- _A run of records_
=-=-=-=-=
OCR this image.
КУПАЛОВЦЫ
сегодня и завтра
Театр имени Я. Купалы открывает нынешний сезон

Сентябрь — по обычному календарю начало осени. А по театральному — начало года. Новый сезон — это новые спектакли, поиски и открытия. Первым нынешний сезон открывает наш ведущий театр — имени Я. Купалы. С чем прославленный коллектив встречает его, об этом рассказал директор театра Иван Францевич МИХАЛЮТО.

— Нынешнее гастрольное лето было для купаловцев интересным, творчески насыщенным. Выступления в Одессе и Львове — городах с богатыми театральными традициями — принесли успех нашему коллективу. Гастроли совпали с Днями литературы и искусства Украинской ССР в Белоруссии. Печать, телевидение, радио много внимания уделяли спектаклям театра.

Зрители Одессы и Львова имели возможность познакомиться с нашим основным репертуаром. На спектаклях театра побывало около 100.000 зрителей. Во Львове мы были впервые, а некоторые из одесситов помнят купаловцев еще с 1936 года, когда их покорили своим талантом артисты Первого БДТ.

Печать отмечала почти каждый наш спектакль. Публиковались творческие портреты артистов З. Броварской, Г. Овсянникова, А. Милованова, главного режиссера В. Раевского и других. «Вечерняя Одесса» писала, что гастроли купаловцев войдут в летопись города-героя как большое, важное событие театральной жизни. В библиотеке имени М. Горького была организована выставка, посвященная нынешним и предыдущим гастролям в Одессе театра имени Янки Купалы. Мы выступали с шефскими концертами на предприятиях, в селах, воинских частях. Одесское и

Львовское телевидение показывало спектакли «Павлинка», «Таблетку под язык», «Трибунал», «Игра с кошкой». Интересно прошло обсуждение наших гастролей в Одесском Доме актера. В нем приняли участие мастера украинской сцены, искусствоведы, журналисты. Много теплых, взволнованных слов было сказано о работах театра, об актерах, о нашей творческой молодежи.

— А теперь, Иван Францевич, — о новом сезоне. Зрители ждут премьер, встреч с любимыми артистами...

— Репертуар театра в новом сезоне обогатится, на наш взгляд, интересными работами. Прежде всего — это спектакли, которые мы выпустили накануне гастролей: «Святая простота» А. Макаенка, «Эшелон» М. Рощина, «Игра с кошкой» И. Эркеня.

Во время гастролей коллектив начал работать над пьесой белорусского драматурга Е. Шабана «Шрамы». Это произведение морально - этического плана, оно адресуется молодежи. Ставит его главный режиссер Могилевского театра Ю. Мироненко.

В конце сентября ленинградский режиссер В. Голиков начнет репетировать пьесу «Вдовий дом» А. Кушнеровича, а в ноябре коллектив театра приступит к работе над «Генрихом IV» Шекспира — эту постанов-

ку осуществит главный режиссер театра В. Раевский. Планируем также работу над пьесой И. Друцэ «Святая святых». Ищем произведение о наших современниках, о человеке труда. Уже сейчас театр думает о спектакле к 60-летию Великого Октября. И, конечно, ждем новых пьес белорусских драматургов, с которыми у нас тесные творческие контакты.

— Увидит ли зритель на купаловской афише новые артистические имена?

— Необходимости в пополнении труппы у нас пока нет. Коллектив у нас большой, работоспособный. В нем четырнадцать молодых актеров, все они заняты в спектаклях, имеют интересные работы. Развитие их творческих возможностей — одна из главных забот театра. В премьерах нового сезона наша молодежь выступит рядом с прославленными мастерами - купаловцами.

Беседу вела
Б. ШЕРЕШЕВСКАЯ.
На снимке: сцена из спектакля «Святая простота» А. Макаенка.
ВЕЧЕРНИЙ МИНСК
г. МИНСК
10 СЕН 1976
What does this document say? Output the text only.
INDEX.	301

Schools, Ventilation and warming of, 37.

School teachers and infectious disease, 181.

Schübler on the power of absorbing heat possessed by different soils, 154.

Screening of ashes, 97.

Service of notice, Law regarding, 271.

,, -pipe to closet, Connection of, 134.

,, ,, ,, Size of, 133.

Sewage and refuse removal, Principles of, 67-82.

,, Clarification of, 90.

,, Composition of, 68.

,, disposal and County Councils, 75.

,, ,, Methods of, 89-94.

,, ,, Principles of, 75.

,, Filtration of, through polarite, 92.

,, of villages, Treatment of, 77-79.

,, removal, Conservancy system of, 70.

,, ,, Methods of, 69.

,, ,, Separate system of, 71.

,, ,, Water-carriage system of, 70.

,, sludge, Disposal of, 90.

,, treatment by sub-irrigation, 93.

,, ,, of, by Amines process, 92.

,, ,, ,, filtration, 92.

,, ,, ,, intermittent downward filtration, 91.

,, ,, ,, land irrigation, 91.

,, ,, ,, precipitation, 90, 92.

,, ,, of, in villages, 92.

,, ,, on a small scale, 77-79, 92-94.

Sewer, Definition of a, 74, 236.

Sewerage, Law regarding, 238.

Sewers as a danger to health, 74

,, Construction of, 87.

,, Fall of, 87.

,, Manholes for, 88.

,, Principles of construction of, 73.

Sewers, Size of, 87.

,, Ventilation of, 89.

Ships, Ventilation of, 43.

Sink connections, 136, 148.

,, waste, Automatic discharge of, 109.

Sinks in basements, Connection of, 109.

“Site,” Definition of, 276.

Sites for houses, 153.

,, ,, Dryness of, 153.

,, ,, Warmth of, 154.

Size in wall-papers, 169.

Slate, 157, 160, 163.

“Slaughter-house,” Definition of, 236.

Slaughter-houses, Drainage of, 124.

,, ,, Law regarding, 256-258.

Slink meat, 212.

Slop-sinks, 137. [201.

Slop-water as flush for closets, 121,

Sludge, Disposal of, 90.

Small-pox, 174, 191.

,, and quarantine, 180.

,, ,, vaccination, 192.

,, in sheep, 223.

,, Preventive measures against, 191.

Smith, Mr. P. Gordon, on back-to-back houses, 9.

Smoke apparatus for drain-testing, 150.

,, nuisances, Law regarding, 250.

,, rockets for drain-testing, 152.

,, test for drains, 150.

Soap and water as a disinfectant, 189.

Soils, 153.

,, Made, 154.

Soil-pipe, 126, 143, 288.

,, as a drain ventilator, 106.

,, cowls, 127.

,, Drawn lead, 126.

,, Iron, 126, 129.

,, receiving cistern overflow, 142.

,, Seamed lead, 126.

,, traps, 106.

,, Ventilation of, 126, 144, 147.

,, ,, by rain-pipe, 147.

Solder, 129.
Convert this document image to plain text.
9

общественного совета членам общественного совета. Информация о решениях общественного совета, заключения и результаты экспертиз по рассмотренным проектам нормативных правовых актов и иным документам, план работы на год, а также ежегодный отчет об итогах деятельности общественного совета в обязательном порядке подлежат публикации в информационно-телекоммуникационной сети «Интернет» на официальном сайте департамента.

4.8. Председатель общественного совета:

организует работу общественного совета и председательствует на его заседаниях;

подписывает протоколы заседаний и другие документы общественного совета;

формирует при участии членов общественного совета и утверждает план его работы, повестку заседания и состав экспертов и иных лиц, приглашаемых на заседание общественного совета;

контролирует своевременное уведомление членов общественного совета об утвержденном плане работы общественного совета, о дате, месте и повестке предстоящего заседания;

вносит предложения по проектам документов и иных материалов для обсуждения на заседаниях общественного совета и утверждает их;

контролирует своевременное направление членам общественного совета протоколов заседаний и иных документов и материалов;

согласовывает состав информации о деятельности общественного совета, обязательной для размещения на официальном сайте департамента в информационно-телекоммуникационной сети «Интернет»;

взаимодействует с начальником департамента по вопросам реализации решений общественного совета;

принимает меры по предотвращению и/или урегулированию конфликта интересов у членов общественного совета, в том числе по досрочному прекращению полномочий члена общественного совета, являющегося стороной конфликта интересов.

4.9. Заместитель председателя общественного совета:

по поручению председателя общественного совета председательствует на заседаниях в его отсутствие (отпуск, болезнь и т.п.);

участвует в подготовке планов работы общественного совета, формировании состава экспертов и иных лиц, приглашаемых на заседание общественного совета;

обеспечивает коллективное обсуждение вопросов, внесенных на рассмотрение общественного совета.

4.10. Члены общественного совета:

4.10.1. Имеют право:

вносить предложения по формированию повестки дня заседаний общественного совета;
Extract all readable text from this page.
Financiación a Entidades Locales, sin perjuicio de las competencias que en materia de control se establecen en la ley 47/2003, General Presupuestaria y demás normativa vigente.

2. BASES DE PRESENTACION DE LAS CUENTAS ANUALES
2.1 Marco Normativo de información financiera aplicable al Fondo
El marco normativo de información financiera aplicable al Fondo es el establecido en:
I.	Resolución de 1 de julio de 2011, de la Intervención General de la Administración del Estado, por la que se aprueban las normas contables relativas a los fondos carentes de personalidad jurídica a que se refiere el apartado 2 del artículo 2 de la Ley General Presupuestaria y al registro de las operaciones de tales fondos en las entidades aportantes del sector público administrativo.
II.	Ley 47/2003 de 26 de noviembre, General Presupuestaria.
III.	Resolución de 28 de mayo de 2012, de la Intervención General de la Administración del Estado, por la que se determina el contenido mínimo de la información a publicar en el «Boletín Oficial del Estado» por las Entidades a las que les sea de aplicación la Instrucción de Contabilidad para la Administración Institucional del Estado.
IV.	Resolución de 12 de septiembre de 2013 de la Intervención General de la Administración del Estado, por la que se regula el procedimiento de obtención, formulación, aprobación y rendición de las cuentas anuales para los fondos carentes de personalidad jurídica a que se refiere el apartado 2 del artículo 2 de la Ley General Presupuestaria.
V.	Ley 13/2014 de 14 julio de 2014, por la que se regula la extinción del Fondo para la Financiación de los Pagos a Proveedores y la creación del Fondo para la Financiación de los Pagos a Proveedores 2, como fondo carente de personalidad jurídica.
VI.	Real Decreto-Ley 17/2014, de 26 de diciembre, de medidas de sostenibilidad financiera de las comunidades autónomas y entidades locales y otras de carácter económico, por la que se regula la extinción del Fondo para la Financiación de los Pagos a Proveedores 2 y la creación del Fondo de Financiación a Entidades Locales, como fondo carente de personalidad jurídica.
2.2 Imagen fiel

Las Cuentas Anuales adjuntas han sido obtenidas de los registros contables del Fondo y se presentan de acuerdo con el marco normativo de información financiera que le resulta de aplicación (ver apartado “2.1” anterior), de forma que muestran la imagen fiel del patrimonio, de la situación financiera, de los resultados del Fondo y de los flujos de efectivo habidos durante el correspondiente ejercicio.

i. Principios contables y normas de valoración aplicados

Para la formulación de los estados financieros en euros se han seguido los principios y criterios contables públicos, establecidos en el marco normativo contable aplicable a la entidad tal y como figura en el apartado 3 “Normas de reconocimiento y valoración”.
=-=-=-=-=
- _Exercise objective_
Pull out all lines of the data with the string "документов".

- _The response_
вносит предложения по проектам документов и иных материалов для обсуждения на заседаниях общественного совета и утверждает их;
контролирует своевременное направление членам общественного совета протоколов заседаний и иных документов и материалов;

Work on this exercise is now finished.